=== Data ===
* begin *

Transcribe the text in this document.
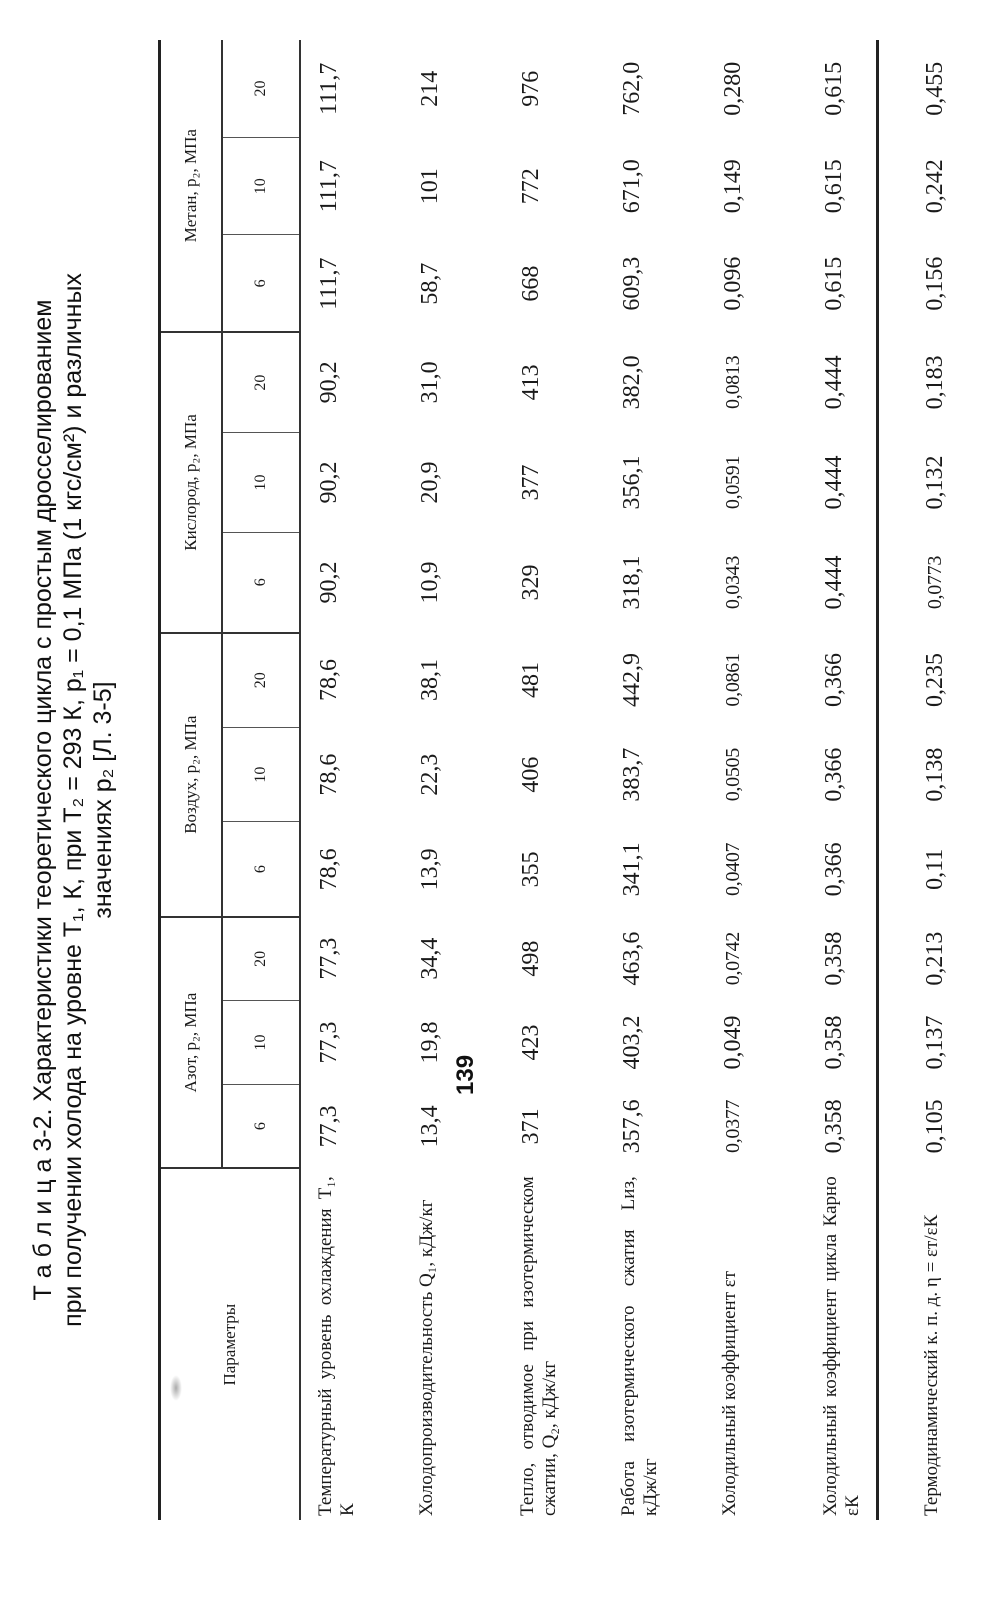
139
Т а б л и ц а 3-2. Характеристики теоретического цикла с простым дросселированием при получении холода на уровне T₁, К, при T₂ = 293 К, p₁ = 0,1 МПа (1 кгс/см²) и различных значениях p₂ [Л. 3-5]
Параметры	Азот, p₂, МПа			Воздух, p₂, МПа			Кислород, p₂, МПа			Метан, p₂, МПа		
	6	10	20	6	10	20	6	10	20	6	10	20
Температурный уровень охлаждения T₁, К	77,3	77,3	77,3	78,6	78,6	78,6	90,2	90,2	90,2	111,7	111,7	111,7
Холодопроизводительность Q₁, кДж/кг	13,4	19,8	34,4	13,9	22,3	38,1	10,9	20,9	31,0	58,7	101	214
Тепло, отводимое при изотермическом сжатии, Q₂, кДж/кг	371	423	498	355	406	481	329	377	413	668	772	976
Работа изотермического сжатия Lиз, кДж/кг	357,6	403,2	463,6	341,1	383,7	442,9	318,1	356,1	382,0	609,3	671,0	762,0
Холодильный коэффициент εт	0,0377	0,049	0,0742	0,0407	0,0505	0,0861	0,0343	0,0591	0,0813	0,096	0,149	0,280
Холодильный коэффициент цикла Карно εК	0,358	0,358	0,358	0,366	0,366	0,366	0,444	0,444	0,444	0,615	0,615	0,615
Термодинамический к. п. д. η = εт/εК	0,105	0,137	0,213	0,11	0,138	0,235	0,0773	0,132	0,183	0,156	0,242	0,455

* end *

Every line that holds the word "цикла" should be extracted.

Т а б л и ц а 3-2. Характеристики теоретического цикла с простым дросселированием при получении холода на уровне T₁, К, при T₂ = 293 К, p₁ = 0,1 МПа (1 кгс/см²) и различных значениях p₂ [Л. 3-5]
Холодильный коэффициент цикла Карно εК	0,358	0,358	0,358	0,366	0,366	0,366	0,444	0,444	0,444	0,615	0,615	0,615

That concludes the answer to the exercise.